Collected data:
○ ○ ○ ○

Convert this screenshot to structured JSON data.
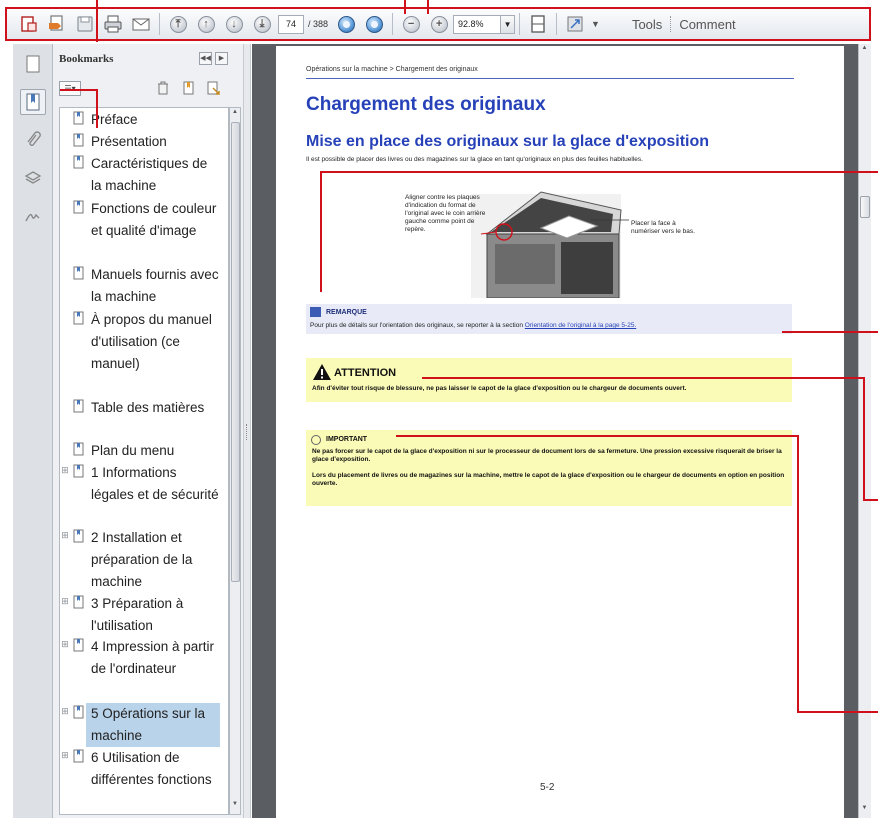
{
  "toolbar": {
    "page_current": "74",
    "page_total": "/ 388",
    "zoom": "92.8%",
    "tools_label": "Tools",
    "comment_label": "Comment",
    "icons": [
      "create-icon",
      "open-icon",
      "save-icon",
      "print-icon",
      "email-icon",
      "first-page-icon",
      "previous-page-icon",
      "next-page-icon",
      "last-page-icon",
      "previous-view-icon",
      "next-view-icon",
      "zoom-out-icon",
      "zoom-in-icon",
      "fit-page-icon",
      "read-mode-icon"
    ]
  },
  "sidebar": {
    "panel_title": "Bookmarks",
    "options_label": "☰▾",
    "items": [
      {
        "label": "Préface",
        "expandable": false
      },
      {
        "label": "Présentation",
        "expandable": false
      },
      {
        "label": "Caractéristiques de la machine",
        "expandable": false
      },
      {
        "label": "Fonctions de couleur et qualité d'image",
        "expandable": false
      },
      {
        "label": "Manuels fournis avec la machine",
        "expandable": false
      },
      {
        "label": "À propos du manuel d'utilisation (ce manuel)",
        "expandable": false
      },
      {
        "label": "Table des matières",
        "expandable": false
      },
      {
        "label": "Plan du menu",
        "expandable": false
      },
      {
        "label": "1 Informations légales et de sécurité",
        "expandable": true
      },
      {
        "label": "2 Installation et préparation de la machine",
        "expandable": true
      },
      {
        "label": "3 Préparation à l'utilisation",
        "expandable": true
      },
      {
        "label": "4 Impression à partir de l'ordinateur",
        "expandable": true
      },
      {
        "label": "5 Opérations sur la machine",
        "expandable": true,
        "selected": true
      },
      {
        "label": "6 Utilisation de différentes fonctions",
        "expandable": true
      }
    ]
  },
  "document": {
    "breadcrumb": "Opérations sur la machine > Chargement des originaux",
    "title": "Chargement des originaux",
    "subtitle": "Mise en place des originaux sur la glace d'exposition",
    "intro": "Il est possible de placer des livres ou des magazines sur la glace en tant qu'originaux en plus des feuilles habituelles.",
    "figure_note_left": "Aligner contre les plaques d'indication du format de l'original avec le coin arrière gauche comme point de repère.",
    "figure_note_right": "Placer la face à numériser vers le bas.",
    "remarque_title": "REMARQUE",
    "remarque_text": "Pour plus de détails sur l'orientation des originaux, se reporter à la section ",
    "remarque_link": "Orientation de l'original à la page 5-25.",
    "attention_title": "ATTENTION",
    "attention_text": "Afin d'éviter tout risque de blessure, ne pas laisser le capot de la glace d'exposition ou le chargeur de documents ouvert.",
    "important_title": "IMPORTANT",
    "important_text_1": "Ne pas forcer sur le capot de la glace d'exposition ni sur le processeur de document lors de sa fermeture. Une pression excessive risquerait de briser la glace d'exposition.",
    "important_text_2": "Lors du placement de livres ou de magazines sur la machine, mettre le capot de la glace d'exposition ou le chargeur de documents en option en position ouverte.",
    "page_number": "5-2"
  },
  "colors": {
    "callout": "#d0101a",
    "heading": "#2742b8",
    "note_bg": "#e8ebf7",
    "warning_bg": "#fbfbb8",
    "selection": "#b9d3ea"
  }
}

○ ○ ○ ○

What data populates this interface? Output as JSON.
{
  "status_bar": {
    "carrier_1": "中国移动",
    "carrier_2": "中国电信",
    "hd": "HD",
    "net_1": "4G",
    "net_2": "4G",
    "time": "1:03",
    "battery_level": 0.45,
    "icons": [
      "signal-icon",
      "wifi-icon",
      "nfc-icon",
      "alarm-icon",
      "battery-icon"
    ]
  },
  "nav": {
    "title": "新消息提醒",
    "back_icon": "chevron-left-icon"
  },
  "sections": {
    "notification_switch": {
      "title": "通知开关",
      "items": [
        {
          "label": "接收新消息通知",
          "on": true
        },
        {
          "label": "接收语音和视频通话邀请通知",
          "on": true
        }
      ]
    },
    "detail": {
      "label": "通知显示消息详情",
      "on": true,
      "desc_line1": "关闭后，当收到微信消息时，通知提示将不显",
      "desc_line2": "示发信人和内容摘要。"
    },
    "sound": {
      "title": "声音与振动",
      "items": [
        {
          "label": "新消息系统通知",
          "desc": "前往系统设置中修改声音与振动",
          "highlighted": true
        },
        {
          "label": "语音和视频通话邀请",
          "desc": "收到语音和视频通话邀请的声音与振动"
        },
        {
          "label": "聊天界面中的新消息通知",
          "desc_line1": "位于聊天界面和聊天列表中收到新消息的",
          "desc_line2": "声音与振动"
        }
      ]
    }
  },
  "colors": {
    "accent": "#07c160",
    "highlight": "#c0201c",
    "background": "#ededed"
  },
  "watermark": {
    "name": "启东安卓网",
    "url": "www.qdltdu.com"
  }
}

○ ○ ○ ○

DESCRIPTION OF THE TASK:
Take every line from the records above that has the word "plus" and copy it.

ANSWER TO THE PROBLEM:
    "intro": "Il est possible de placer des livres ou des magazines sur la glace en tant qu'originaux en plus des feuilles habituelles.",
    "remarque_text": "Pour plus de détails sur l'orientation des originaux, se reporter à la section ",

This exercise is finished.